GIVEN TASK: Reproduce the rows word for word, beginning with the line that contains "double-sided-gi-checkbox[interactable] bbox=[345, 541, 358, 554]" and continuing through the line that contains "193, 402, 210]", both included.

MATERIAL FOR THE TASK:
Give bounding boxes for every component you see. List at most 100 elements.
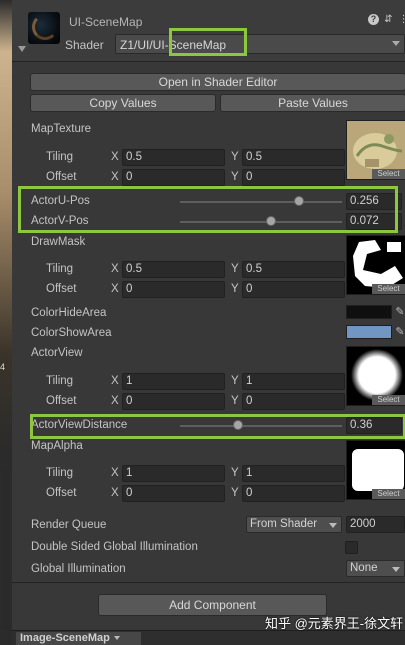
double-sided-gi-checkbox[interactable] bbox=[345, 541, 358, 554]
map-alpha-tiling-y-field[interactable]: 1 bbox=[242, 465, 345, 482]
scene-edge-shadow bbox=[2, 470, 10, 630]
more-options-icon[interactable]: ⋮ bbox=[398, 14, 405, 25]
axis-x-label: X bbox=[111, 263, 119, 275]
actor-view-select-button[interactable]: Select bbox=[372, 395, 405, 405]
map-texture-tiling-x-field[interactable]: 0.5 bbox=[122, 149, 225, 166]
watermark-text: 知乎 @元素界王-徐文轩 bbox=[265, 616, 404, 631]
shader-label: Shader bbox=[65, 38, 104, 52]
render-queue-value-field[interactable]: 2000 bbox=[346, 516, 405, 533]
foldout-arrow-icon[interactable] bbox=[18, 46, 26, 52]
map-texture-tiling-y-field[interactable]: 0.5 bbox=[242, 149, 345, 166]
double-sided-gi-label: Double Sided Global Illumination bbox=[31, 541, 198, 553]
axis-x-label: X bbox=[111, 375, 119, 387]
color-show-area-label: ColorShowArea bbox=[31, 327, 112, 339]
actor-u-pos-slider-track[interactable] bbox=[180, 201, 342, 203]
axis-x-label: X bbox=[111, 395, 119, 407]
actor-view-tiling-label: Tiling bbox=[46, 375, 74, 387]
help-icon[interactable]: ? bbox=[368, 14, 379, 25]
actor-u-pos-value-field[interactable]: 0.256 bbox=[346, 193, 402, 210]
bottom-tab-image-scenemap[interactable]: Image-SceneMap bbox=[16, 632, 141, 645]
inspector-panel: UI-SceneMap ? ⇵ ⋮ Shader Z1/UI/UI-SceneM… bbox=[12, 0, 405, 645]
actor-view-distance-slider-handle[interactable] bbox=[233, 420, 244, 430]
actor-view-tiling-y-field[interactable]: 1 bbox=[242, 373, 345, 390]
color-hide-area-label: ColorHideArea bbox=[31, 307, 107, 319]
actor-view-offset-y-field[interactable]: 0 bbox=[242, 393, 345, 410]
map-texture-label: MapTexture bbox=[31, 123, 92, 135]
axis-y-label: Y bbox=[231, 171, 239, 183]
actor-view-tiling-x-field[interactable]: 1 bbox=[122, 373, 225, 390]
global-illumination-dropdown[interactable]: None bbox=[346, 560, 405, 577]
map-alpha-offset-x-field[interactable]: 0 bbox=[122, 485, 225, 502]
axis-y-label: Y bbox=[231, 283, 239, 295]
color-show-area-swatch[interactable] bbox=[346, 325, 392, 339]
render-queue-label: Render Queue bbox=[31, 519, 107, 531]
axis-x-label: X bbox=[111, 467, 119, 479]
draw-mask-tiling-label: Tiling bbox=[46, 263, 74, 275]
axis-x-label: X bbox=[111, 283, 119, 295]
actor-v-pos-slider-track[interactable] bbox=[180, 221, 342, 223]
map-alpha-label: MapAlpha bbox=[31, 440, 83, 452]
chevron-down-icon bbox=[392, 567, 400, 572]
map-texture-offset-label: Offset bbox=[46, 171, 77, 183]
chevron-down-icon bbox=[329, 523, 337, 528]
axis-x-label: X bbox=[111, 151, 119, 163]
render-queue-mode-dropdown[interactable]: From Shader bbox=[246, 516, 342, 533]
actor-v-pos-label: ActorV-Pos bbox=[31, 215, 89, 227]
actor-view-label: ActorView bbox=[31, 347, 83, 359]
actor-view-distance-slider-track[interactable] bbox=[180, 425, 342, 427]
map-alpha-slot[interactable]: Select bbox=[346, 440, 405, 500]
paste-values-button[interactable]: Paste Values bbox=[220, 94, 405, 112]
actor-v-pos-value-field[interactable]: 0.072 bbox=[346, 213, 402, 230]
chevron-down-icon bbox=[113, 636, 120, 641]
actor-v-pos-slider-handle[interactable] bbox=[266, 216, 276, 226]
axis-x-label: X bbox=[111, 487, 119, 499]
material-preview-thumbnail bbox=[28, 12, 60, 44]
map-texture-select-button[interactable]: Select bbox=[372, 169, 405, 179]
actor-view-slot[interactable]: Select bbox=[346, 346, 405, 406]
draw-mask-tiling-x-field[interactable]: 0.5 bbox=[122, 261, 225, 278]
color-hide-area-swatch[interactable] bbox=[346, 305, 392, 319]
preset-icon[interactable]: ⇵ bbox=[383, 14, 394, 25]
draw-mask-offset-x-field[interactable]: 0 bbox=[122, 281, 225, 298]
map-texture-offset-y-field[interactable]: 0 bbox=[242, 169, 345, 186]
eyedropper-icon[interactable]: ✎ bbox=[393, 325, 405, 339]
actor-u-pos-label: ActorU-Pos bbox=[31, 195, 90, 207]
map-texture-tiling-label: Tiling bbox=[46, 151, 74, 163]
actor-u-pos-slider-handle[interactable] bbox=[294, 196, 304, 206]
shader-dropdown[interactable]: Z1/UI/UI-SceneMap bbox=[115, 34, 405, 54]
draw-mask-slot[interactable]: Select bbox=[346, 235, 405, 295]
material-header: UI-SceneMap ? ⇵ ⋮ Shader Z1/UI/UI-SceneM… bbox=[12, 0, 405, 62]
actor-view-distance-value-field[interactable]: 0.36 bbox=[346, 417, 402, 434]
axis-y-label: Y bbox=[231, 375, 239, 387]
axis-y-label: Y bbox=[231, 263, 239, 275]
draw-mask-offset-label: Offset bbox=[46, 283, 77, 295]
bottom-tab-label: Image-SceneMap bbox=[20, 632, 110, 644]
map-texture-slot[interactable]: Select bbox=[346, 120, 405, 180]
axis-y-label: Y bbox=[231, 151, 239, 163]
section-divider bbox=[12, 582, 405, 583]
eyedropper-icon[interactable]: ✎ bbox=[393, 305, 405, 319]
draw-mask-select-button[interactable]: Select bbox=[372, 284, 405, 294]
scene-edge-number: 4 bbox=[0, 362, 6, 372]
global-illumination-label: Global Illumination bbox=[31, 563, 126, 575]
map-alpha-select-button[interactable]: Select bbox=[372, 489, 405, 499]
map-alpha-offset-label: Offset bbox=[46, 487, 77, 499]
draw-mask-offset-y-field[interactable]: 0 bbox=[242, 281, 345, 298]
axis-y-label: Y bbox=[231, 467, 239, 479]
actor-view-offset-label: Offset bbox=[46, 395, 77, 407]
scene-view-strip: 4 bbox=[0, 0, 12, 645]
open-shader-editor-button[interactable]: Open in Shader Editor bbox=[30, 73, 405, 91]
shader-dropdown-value: Z1/UI/UI-SceneMap bbox=[120, 38, 227, 52]
axis-x-label: X bbox=[111, 171, 119, 183]
map-alpha-tiling-x-field[interactable]: 1 bbox=[122, 465, 225, 482]
map-alpha-offset-y-field[interactable]: 0 bbox=[242, 485, 345, 502]
global-illumination-value: None bbox=[350, 562, 378, 574]
map-texture-offset-x-field[interactable]: 0 bbox=[122, 169, 225, 186]
material-title: UI-SceneMap bbox=[69, 15, 143, 29]
actor-view-distance-label: ActorViewDistance bbox=[31, 419, 128, 431]
actor-view-offset-x-field[interactable]: 0 bbox=[122, 393, 225, 410]
header-icons: ? ⇵ ⋮ bbox=[368, 14, 405, 25]
draw-mask-tiling-y-field[interactable]: 0.5 bbox=[242, 261, 345, 278]
copy-values-button[interactable]: Copy Values bbox=[30, 94, 216, 112]
axis-y-label: Y bbox=[231, 395, 239, 407]
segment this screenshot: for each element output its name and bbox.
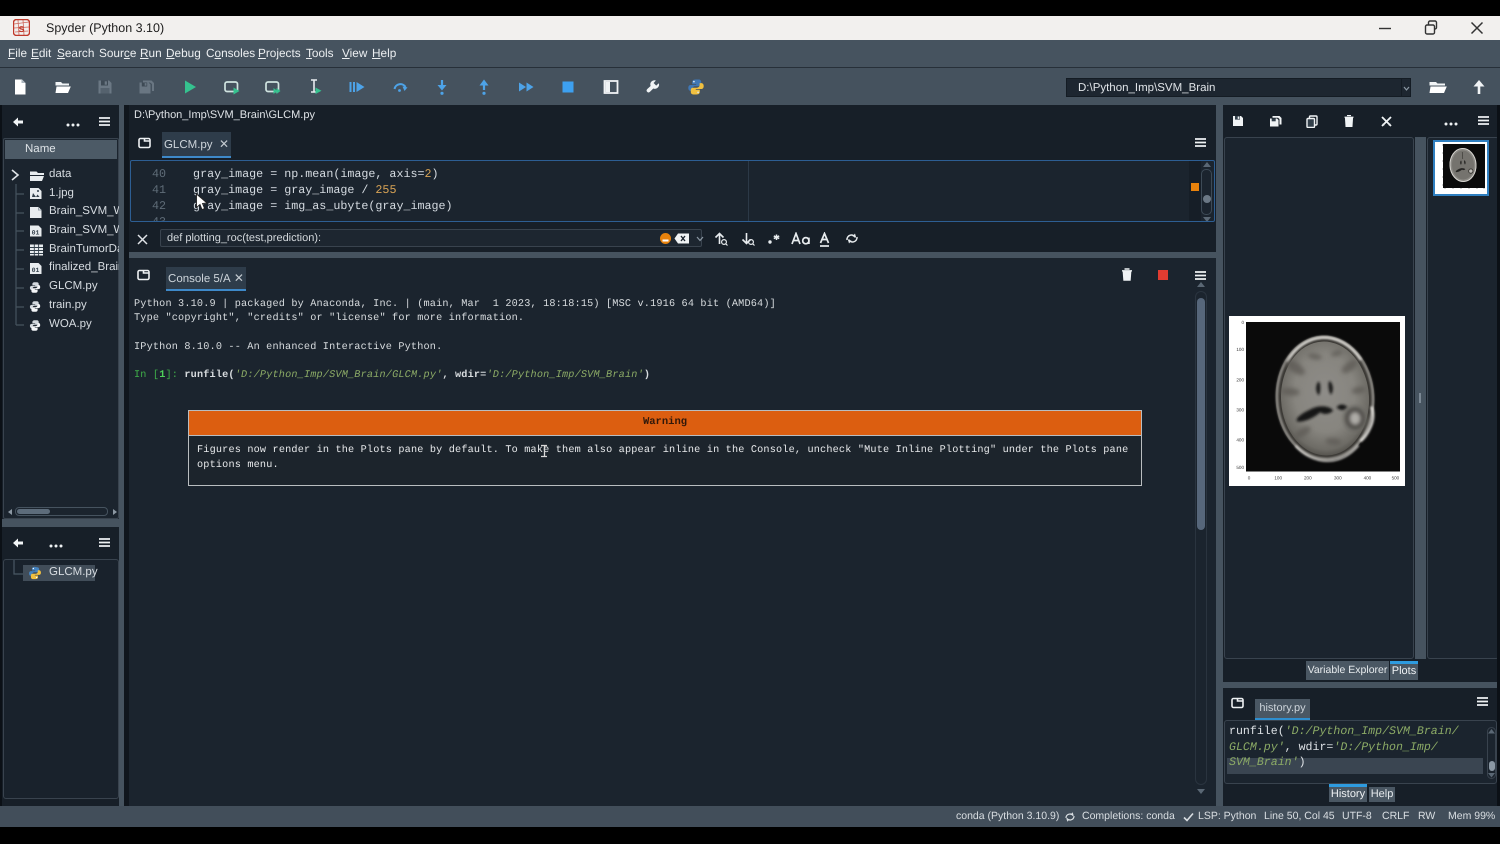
svg-text:100: 100 <box>1274 475 1282 480</box>
svg-text:0: 0 <box>1241 320 1244 325</box>
svg-text:s: s <box>18 23 24 35</box>
svg-text:400: 400 <box>1364 475 1372 480</box>
svg-text:500: 500 <box>1236 465 1244 470</box>
svg-text:200: 200 <box>1236 378 1244 383</box>
svg-text:300: 300 <box>1236 408 1244 413</box>
svg-text:01: 01 <box>32 230 40 237</box>
svg-text:01: 01 <box>32 267 40 274</box>
svg-text:300: 300 <box>1334 475 1342 480</box>
svg-text:100: 100 <box>1236 347 1244 352</box>
svg-text:400: 400 <box>1236 438 1244 443</box>
svg-text:500: 500 <box>1392 475 1400 480</box>
svg-text:200: 200 <box>1304 475 1312 480</box>
svg-text:0: 0 <box>1248 475 1251 480</box>
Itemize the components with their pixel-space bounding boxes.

SOLUTION TO THIS EXERCISE:
double-sided-gi-checkbox[interactable] bbox=[345, 541, 358, 554]
map-alpha-tiling-y-field[interactable]: 1 bbox=[242, 465, 345, 482]
scene-edge-shadow bbox=[2, 470, 10, 630]
more-options-icon[interactable]: ⋮ bbox=[398, 14, 405, 25]
axis-x-label: X bbox=[111, 263, 119, 275]
actor-view-select-button[interactable]: Select bbox=[372, 395, 405, 405]
map-texture-tiling-x-field[interactable]: 0.5 bbox=[122, 149, 225, 166]
watermark-text: 知乎 @元素界王-徐文轩 bbox=[265, 616, 404, 631]
shader-label: Shader bbox=[65, 38, 104, 52]
render-queue-value-field[interactable]: 2000 bbox=[346, 516, 405, 533]
foldout-arrow-icon[interactable] bbox=[18, 46, 26, 52]
map-texture-tiling-y-field[interactable]: 0.5 bbox=[242, 149, 345, 166]
double-sided-gi-label: Double Sided Global Illumination bbox=[31, 541, 198, 553]
axis-x-label: X bbox=[111, 375, 119, 387]
color-show-area-label: ColorShowArea bbox=[31, 327, 112, 339]
actor-u-pos-slider-track[interactable] bbox=[180, 201, 342, 203]
axis-x-label: X bbox=[111, 395, 119, 407]
actor-view-tiling-label: Tiling bbox=[46, 375, 74, 387]
help-icon[interactable]: ? bbox=[368, 14, 379, 25]
actor-u-pos-value-field[interactable]: 0.256 bbox=[346, 193, 402, 210]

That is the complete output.